Records from a dataset:
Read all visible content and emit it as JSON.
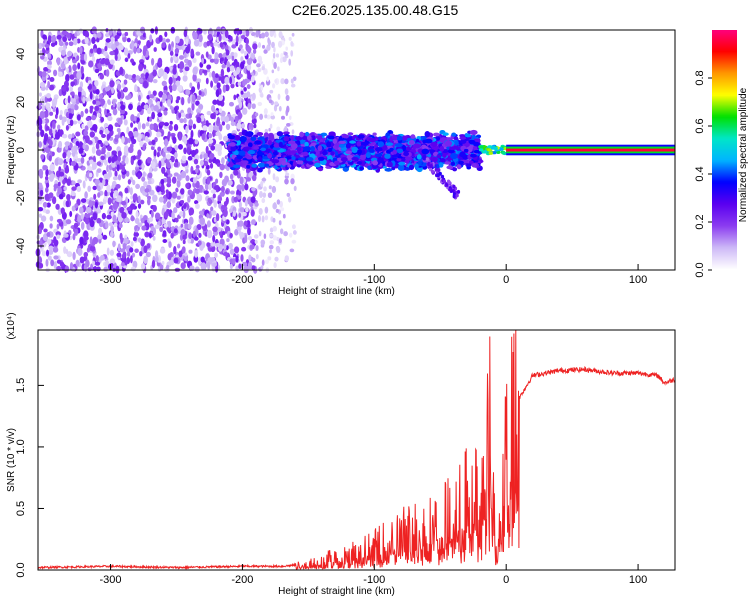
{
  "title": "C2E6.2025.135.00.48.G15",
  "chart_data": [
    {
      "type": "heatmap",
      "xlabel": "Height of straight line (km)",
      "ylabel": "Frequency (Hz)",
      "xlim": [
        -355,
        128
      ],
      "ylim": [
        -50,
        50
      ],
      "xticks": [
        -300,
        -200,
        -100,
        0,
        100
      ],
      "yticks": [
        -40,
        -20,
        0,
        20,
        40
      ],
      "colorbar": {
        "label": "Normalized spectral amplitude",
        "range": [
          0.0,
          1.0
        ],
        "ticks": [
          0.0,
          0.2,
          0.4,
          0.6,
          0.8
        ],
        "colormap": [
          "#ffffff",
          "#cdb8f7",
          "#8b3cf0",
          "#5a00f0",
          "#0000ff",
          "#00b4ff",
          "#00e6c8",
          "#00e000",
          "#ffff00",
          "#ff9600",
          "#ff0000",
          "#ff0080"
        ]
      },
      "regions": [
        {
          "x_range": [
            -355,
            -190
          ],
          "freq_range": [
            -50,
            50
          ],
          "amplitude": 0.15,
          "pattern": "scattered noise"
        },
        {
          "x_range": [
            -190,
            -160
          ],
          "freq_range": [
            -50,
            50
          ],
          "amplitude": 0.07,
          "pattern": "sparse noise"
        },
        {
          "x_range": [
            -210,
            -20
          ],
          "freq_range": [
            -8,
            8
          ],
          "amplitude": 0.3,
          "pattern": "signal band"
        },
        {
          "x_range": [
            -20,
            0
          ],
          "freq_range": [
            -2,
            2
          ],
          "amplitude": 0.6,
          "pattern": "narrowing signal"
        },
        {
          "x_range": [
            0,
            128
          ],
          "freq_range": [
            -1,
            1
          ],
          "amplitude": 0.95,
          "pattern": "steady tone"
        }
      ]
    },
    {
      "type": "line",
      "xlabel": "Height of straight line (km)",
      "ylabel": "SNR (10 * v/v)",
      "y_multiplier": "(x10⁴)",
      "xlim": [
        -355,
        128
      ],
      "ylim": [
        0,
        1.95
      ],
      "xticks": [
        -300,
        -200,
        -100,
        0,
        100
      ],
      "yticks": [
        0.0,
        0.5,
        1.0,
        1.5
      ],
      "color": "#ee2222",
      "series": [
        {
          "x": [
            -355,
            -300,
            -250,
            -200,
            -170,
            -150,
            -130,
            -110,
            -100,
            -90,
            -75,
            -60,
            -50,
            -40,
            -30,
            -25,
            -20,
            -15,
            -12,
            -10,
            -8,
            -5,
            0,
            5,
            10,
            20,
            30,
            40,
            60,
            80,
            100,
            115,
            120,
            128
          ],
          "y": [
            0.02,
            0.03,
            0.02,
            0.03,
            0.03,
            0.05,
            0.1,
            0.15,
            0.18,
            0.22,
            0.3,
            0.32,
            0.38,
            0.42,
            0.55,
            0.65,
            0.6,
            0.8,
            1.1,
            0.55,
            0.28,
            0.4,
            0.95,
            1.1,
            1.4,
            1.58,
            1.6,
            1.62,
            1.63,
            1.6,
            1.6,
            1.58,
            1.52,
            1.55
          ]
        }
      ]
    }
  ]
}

## Directions
Print the records word for word and exclude any picture they hold.

## Result of the exercise
Read all visible content and emit it as JSON.
{
  "title": "C2E6.2025.135.00.48.G15",
  "chart_data": [
    {
      "type": "heatmap",
      "xlabel": "Height of straight line (km)",
      "ylabel": "Frequency (Hz)",
      "xlim": [
        -355,
        128
      ],
      "ylim": [
        -50,
        50
      ],
      "xticks": [
        -300,
        -200,
        -100,
        0,
        100
      ],
      "yticks": [
        -40,
        -20,
        0,
        20,
        40
      ],
      "colorbar": {
        "label": "Normalized spectral amplitude",
        "range": [
          0.0,
          1.0
        ],
        "ticks": [
          0.0,
          0.2,
          0.4,
          0.6,
          0.8
        ],
        "colormap": [
          "#ffffff",
          "#cdb8f7",
          "#8b3cf0",
          "#5a00f0",
          "#0000ff",
          "#00b4ff",
          "#00e6c8",
          "#00e000",
          "#ffff00",
          "#ff9600",
          "#ff0000",
          "#ff0080"
        ]
      },
      "regions": [
        {
          "x_range": [
            -355,
            -190
          ],
          "freq_range": [
            -50,
            50
          ],
          "amplitude": 0.15,
          "pattern": "scattered noise"
        },
        {
          "x_range": [
            -190,
            -160
          ],
          "freq_range": [
            -50,
            50
          ],
          "amplitude": 0.07,
          "pattern": "sparse noise"
        },
        {
          "x_range": [
            -210,
            -20
          ],
          "freq_range": [
            -8,
            8
          ],
          "amplitude": 0.3,
          "pattern": "signal band"
        },
        {
          "x_range": [
            -20,
            0
          ],
          "freq_range": [
            -2,
            2
          ],
          "amplitude": 0.6,
          "pattern": "narrowing signal"
        },
        {
          "x_range": [
            0,
            128
          ],
          "freq_range": [
            -1,
            1
          ],
          "amplitude": 0.95,
          "pattern": "steady tone"
        }
      ]
    },
    {
      "type": "line",
      "xlabel": "Height of straight line (km)",
      "ylabel": "SNR (10 * v/v)",
      "y_multiplier": "(x10⁴)",
      "xlim": [
        -355,
        128
      ],
      "ylim": [
        0,
        1.95
      ],
      "xticks": [
        -300,
        -200,
        -100,
        0,
        100
      ],
      "yticks": [
        0.0,
        0.5,
        1.0,
        1.5
      ],
      "color": "#ee2222",
      "series": [
        {
          "x": [
            -355,
            -300,
            -250,
            -200,
            -170,
            -150,
            -130,
            -110,
            -100,
            -90,
            -75,
            -60,
            -50,
            -40,
            -30,
            -25,
            -20,
            -15,
            -12,
            -10,
            -8,
            -5,
            0,
            5,
            10,
            20,
            30,
            40,
            60,
            80,
            100,
            115,
            120,
            128
          ],
          "y": [
            0.02,
            0.03,
            0.02,
            0.03,
            0.03,
            0.05,
            0.1,
            0.15,
            0.18,
            0.22,
            0.3,
            0.32,
            0.38,
            0.42,
            0.55,
            0.65,
            0.6,
            0.8,
            1.1,
            0.55,
            0.28,
            0.4,
            0.95,
            1.1,
            1.4,
            1.58,
            1.6,
            1.62,
            1.63,
            1.6,
            1.6,
            1.58,
            1.52,
            1.55
          ]
        }
      ]
    }
  ]
}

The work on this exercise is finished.